_Short exercise_. Please carry the forum thread about the Northlake brewery bottle forward from the point where it stops.

# Northlake brewery bottle



## vincetomasini9 (Oct 2, 2017)

I found this clay beer bottle and was hoping to get people's thoughts is it worth anything or if so general thought on how much ...
	

	
	
		
		

		
			

















Sent from my SM-G955U using Tapatalk


----------



## nhpharm (Oct 3, 2017)

Nice Wisconsin bottle!  Definitely has some value but I am not sure how much...maybe one of the folks on here will know; if not, Wisconsin has a very organized group of bottle collectors and I am sure you could get some feedback from one of them.  I believe yours is one of the ones that has Brewery spelled Brewrey?


----------



## vincetomasini9 (Oct 3, 2017)

I got offered 300$ for the bottle and everyone at work where I found the bottle r saying it has to be worth more  and this guy that wants to buy it keeps msging me like he is getting a steal of a deal on this I'm  kinda lost

Sent from my SM-G955U using Tapatalk


----------



## blobbottlebob (Mar 23, 2018)

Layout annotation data
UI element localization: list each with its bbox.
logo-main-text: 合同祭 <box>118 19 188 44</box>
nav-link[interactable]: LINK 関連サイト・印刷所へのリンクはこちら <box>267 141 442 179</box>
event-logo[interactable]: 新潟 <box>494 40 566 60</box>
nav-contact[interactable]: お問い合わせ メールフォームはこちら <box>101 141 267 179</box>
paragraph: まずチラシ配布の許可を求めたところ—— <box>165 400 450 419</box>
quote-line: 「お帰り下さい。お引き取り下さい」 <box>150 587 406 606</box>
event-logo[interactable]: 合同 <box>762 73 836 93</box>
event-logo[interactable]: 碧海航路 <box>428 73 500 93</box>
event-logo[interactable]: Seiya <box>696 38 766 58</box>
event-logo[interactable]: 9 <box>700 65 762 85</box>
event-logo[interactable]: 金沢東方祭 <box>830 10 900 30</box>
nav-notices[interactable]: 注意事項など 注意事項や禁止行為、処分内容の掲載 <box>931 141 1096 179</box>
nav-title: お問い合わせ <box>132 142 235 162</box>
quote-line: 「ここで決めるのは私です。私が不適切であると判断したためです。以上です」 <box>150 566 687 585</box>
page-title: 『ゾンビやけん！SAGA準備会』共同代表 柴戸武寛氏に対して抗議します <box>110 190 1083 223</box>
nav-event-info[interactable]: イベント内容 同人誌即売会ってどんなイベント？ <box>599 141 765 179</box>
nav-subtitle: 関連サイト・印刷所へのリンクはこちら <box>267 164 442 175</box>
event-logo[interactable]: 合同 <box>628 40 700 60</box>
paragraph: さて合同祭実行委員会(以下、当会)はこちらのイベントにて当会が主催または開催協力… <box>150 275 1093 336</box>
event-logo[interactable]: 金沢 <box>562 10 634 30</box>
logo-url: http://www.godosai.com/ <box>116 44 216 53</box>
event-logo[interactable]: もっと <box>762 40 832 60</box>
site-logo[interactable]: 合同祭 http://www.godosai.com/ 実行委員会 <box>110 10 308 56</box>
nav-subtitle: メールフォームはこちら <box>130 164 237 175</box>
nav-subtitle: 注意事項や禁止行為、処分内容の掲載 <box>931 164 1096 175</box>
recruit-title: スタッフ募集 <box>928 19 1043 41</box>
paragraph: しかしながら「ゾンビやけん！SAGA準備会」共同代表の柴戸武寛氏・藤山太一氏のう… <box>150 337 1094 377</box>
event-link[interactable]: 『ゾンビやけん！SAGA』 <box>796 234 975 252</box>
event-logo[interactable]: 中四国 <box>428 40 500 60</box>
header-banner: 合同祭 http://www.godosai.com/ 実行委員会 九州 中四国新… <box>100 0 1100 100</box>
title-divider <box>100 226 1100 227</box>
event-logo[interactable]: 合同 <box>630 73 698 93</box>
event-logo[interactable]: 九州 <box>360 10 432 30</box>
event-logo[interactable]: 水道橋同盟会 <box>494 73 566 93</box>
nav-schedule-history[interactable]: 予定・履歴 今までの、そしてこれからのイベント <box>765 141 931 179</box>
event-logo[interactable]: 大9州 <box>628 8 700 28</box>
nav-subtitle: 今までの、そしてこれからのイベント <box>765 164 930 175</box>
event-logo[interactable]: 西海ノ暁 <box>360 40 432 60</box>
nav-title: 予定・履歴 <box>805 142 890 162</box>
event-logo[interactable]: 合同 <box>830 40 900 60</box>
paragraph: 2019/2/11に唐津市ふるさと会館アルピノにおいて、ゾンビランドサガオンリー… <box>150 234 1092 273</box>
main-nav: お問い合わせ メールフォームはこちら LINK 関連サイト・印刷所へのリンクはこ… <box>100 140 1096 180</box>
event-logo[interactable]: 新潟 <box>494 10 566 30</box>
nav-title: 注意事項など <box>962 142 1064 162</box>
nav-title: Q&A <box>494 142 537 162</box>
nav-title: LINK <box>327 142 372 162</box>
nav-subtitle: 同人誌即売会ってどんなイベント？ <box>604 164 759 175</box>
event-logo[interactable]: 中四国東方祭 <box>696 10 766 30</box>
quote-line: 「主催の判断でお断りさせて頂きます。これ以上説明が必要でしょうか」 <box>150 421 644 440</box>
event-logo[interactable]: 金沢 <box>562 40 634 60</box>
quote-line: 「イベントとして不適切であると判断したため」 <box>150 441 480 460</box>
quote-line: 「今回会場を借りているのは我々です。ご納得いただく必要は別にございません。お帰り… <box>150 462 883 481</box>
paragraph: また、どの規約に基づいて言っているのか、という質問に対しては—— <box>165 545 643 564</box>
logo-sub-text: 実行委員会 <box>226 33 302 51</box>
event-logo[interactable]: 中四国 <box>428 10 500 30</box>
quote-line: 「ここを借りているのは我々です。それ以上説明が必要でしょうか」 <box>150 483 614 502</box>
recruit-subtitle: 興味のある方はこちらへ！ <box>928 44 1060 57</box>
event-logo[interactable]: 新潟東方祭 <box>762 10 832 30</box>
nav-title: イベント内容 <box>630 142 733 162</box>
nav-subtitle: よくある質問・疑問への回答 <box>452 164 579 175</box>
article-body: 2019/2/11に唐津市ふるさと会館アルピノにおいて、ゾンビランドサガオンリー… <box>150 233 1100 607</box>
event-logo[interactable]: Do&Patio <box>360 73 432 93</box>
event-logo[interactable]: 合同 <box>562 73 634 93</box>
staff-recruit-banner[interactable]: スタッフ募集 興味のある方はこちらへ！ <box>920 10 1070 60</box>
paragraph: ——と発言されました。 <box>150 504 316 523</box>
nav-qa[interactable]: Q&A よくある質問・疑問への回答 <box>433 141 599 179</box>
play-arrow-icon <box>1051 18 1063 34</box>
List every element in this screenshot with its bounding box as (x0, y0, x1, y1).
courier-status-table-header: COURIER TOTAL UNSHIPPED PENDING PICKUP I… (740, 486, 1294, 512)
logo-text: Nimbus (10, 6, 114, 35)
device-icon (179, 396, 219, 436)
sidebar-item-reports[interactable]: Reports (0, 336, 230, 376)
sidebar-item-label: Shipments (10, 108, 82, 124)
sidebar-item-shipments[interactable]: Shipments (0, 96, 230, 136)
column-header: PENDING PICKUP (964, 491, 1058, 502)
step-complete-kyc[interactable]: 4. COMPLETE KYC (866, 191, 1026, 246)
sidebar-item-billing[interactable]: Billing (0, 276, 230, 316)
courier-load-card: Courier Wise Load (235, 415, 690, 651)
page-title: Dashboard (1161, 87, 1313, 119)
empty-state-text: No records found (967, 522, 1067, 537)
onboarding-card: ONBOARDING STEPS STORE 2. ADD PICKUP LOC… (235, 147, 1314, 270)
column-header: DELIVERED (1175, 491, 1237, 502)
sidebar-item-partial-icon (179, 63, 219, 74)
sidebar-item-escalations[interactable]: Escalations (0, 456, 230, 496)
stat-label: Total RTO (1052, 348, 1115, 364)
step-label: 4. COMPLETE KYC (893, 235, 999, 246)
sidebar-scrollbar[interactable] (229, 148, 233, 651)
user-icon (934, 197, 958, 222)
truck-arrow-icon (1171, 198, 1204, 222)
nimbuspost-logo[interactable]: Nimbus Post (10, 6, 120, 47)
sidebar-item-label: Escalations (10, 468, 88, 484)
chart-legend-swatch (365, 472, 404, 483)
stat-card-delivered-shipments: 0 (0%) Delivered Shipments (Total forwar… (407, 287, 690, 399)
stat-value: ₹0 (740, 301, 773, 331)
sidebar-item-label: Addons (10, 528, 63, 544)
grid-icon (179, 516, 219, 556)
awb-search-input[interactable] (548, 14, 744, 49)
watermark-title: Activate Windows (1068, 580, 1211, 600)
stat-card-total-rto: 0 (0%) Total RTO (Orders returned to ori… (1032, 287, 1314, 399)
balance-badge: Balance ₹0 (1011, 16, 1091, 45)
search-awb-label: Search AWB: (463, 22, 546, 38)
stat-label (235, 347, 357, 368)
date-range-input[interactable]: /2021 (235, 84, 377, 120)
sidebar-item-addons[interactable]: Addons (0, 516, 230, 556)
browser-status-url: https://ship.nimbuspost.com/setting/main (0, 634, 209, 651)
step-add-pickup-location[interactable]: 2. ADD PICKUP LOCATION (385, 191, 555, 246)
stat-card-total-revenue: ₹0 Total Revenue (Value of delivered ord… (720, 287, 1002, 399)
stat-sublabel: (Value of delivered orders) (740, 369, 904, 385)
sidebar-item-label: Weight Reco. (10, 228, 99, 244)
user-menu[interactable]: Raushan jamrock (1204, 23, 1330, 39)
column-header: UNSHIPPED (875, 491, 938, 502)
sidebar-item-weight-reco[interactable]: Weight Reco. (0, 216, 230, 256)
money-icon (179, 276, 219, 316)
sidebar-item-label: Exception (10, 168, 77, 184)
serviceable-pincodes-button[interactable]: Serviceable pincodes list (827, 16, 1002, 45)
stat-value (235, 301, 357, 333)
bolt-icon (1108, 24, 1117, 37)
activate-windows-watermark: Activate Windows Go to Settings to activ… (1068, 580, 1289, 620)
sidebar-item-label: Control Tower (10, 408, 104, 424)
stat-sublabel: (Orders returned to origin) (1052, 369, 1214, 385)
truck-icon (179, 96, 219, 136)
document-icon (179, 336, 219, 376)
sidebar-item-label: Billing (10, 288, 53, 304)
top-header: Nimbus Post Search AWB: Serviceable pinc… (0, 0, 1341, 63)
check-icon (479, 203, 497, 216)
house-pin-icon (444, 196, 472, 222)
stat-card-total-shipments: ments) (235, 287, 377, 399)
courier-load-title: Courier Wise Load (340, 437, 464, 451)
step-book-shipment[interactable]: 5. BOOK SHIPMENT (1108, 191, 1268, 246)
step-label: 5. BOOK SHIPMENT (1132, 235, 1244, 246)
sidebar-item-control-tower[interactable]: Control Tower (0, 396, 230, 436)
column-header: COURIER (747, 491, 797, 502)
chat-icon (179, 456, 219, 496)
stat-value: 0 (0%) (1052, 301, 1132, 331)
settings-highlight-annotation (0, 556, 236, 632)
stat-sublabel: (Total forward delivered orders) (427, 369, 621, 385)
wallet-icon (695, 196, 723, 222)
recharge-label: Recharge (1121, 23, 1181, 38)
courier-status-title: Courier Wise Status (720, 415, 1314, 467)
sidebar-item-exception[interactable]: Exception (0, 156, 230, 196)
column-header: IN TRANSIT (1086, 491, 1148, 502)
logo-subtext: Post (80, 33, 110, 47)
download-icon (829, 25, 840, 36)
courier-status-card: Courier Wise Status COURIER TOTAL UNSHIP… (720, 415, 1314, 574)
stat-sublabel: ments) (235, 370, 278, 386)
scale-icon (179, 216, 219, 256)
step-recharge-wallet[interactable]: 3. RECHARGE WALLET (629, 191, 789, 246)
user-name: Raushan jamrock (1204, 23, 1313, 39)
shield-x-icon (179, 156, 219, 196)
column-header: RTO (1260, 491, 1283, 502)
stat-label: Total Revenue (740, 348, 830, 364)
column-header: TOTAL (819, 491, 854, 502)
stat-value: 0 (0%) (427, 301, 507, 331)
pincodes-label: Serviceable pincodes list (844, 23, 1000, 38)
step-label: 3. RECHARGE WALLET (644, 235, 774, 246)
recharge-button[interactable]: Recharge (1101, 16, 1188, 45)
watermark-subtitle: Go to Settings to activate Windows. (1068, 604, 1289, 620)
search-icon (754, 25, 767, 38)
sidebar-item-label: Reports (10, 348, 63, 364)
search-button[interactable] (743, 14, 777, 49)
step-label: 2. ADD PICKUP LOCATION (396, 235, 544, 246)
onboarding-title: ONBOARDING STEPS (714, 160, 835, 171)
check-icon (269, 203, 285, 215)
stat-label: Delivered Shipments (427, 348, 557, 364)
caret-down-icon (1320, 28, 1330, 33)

_Exercise output_.
Hi, Sorry I'm so late on this. Just saw the post. It is a heck of a bottle even with the damage. I can find out the fair market value if you still want to know.


----------



## x20 (Mar 25, 2018)

blobbottlebob told me about this post. I've collected Wisconsin stoneware bottles for 40 plus years and live less than a mile from the North Lake brewery which still stands. I'd like to make you an offer if you still have it. Please give me a call at 414-852-1500.


----------



## blobbottlebob (Mar 25, 2018)

Welcome Peter to the forum. Hope you guys can link up.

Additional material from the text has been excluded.